(Stored dataset items)
*-*-*

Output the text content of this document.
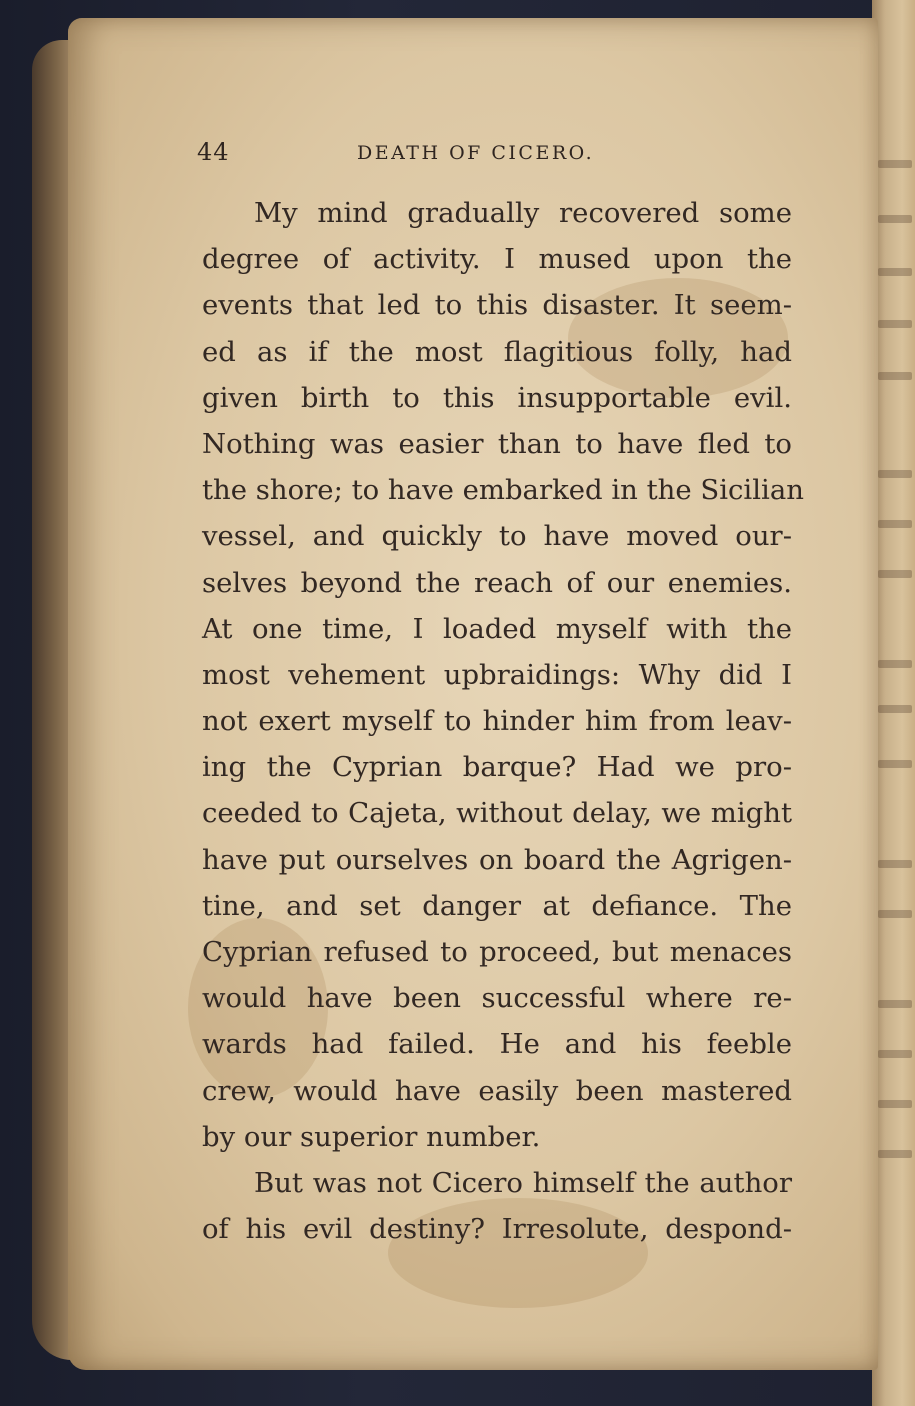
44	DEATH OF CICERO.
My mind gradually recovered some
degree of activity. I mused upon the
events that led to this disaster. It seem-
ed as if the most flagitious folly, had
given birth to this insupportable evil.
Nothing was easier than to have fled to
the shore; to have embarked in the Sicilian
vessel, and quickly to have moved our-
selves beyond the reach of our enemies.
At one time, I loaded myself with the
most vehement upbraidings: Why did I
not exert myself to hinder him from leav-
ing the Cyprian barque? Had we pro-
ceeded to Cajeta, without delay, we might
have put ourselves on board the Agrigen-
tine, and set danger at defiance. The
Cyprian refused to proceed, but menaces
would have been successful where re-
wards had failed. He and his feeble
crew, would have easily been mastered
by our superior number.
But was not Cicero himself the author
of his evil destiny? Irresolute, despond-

*-*-*

:: Given task ::
Reproduce each entry verbatim, excluding any embedded images.

:: Full output ::
Output the text content of this document.
44	DEATH OF CICERO.
My mind gradually recovered some
degree of activity. I mused upon the
events that led to this disaster. It seem-
ed as if the most flagitious folly, had
given birth to this insupportable evil.
Nothing was easier than to have fled to
the shore; to have embarked in the Sicilian
vessel, and quickly to have moved our-
selves beyond the reach of our enemies.
At one time, I loaded myself with the
most vehement upbraidings: Why did I
not exert myself to hinder him from leav-
ing the Cyprian barque? Had we pro-
ceeded to Cajeta, without delay, we might
have put ourselves on board the Agrigen-
tine, and set danger at defiance. The
Cyprian refused to proceed, but menaces
would have been successful where re-
wards had failed. He and his feeble
crew, would have easily been mastered
by our superior number.
But was not Cicero himself the author
of his evil destiny? Irresolute, despond-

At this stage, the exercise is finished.